Short exercise — Copy every record exactly, and keep the pictures out.

Data tied to figure images —
* * *

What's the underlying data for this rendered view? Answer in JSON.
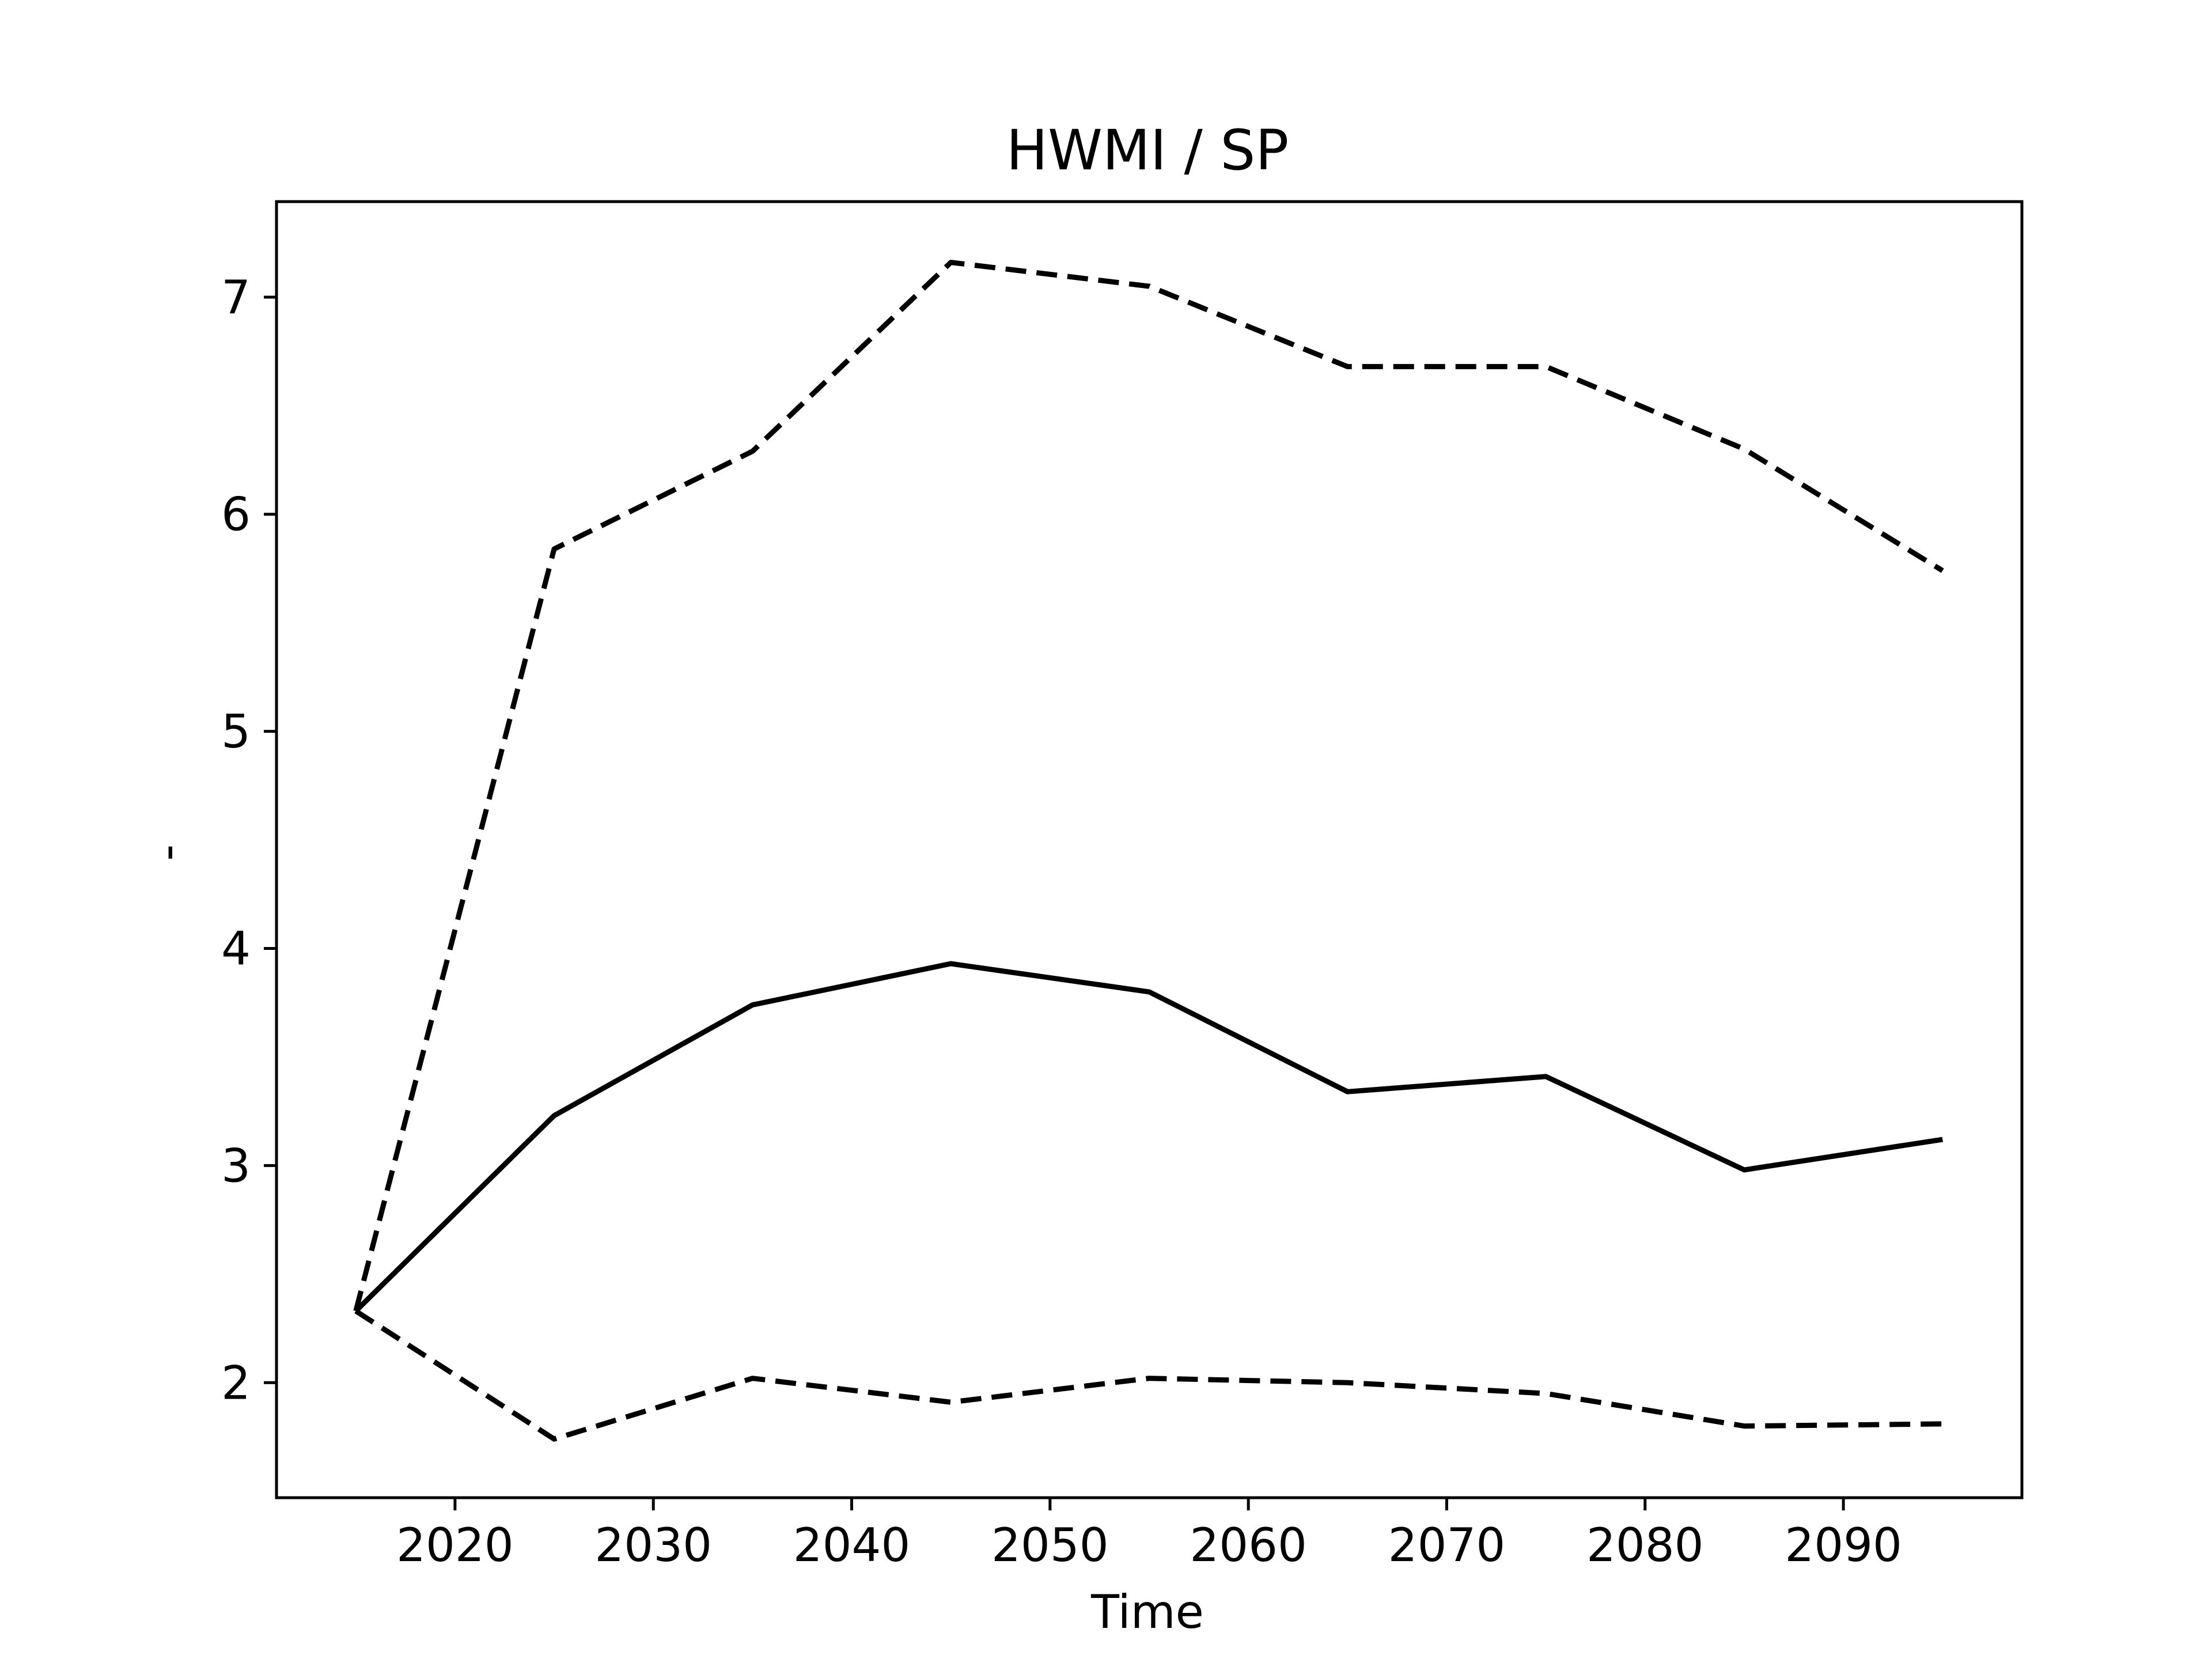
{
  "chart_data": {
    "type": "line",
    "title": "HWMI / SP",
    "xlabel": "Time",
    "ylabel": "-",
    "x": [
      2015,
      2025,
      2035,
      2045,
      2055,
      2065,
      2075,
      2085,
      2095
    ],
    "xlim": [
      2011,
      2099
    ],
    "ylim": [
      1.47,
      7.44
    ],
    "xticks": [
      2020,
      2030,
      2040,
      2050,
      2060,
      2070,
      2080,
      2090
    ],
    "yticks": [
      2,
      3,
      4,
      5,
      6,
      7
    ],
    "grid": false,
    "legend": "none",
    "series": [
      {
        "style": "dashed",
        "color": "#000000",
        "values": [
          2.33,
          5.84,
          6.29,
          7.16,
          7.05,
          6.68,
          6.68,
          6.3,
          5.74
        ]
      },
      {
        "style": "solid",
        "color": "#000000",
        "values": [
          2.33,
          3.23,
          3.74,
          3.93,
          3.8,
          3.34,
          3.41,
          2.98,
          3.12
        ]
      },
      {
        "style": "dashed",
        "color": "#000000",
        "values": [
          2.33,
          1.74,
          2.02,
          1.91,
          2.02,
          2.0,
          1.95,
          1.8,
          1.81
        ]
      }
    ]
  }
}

* * *

Solution to the exercise —
What's the underlying data for this rendered view? Answer in JSON.
{
  "chart_data": {
    "type": "line",
    "title": "HWMI / SP",
    "xlabel": "Time",
    "ylabel": "-",
    "x": [
      2015,
      2025,
      2035,
      2045,
      2055,
      2065,
      2075,
      2085,
      2095
    ],
    "xlim": [
      2011,
      2099
    ],
    "ylim": [
      1.47,
      7.44
    ],
    "xticks": [
      2020,
      2030,
      2040,
      2050,
      2060,
      2070,
      2080,
      2090
    ],
    "yticks": [
      2,
      3,
      4,
      5,
      6,
      7
    ],
    "grid": false,
    "legend": "none",
    "series": [
      {
        "style": "dashed",
        "color": "#000000",
        "values": [
          2.33,
          5.84,
          6.29,
          7.16,
          7.05,
          6.68,
          6.68,
          6.3,
          5.74
        ]
      },
      {
        "style": "solid",
        "color": "#000000",
        "values": [
          2.33,
          3.23,
          3.74,
          3.93,
          3.8,
          3.34,
          3.41,
          2.98,
          3.12
        ]
      },
      {
        "style": "dashed",
        "color": "#000000",
        "values": [
          2.33,
          1.74,
          2.02,
          1.91,
          2.02,
          2.0,
          1.95,
          1.8,
          1.81
        ]
      }
    ]
  }
}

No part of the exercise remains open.